EXERCISE DIRECTIONS: Of all the lines in the data below, how many contain "text"? Report that number alone.
── DATASET EXCERPTS ──
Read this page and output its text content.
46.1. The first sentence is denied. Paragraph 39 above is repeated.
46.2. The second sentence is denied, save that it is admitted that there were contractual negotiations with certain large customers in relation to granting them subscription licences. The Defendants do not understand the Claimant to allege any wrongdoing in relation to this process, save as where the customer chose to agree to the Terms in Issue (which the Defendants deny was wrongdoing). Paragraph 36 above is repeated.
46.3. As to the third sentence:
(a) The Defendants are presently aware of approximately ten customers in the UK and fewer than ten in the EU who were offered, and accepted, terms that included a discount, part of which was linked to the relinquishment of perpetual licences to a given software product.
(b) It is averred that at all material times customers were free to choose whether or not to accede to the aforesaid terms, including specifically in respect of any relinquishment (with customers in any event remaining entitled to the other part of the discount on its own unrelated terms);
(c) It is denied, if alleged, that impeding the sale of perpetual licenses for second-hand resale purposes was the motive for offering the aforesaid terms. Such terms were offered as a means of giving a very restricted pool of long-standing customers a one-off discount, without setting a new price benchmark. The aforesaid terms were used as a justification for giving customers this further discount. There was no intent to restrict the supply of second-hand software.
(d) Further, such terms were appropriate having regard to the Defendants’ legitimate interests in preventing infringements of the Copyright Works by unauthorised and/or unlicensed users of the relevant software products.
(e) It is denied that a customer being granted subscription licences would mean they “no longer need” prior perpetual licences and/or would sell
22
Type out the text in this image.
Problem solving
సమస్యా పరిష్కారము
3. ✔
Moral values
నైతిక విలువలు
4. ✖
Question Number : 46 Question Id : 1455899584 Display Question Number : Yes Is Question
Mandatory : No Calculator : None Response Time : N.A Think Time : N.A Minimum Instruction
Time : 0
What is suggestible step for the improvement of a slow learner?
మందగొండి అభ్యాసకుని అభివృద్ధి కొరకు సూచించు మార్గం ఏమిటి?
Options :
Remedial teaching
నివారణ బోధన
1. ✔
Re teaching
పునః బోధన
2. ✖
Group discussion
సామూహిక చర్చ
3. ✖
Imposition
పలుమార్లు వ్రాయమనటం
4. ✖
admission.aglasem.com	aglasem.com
───
COMPLETE OUTPUT: 2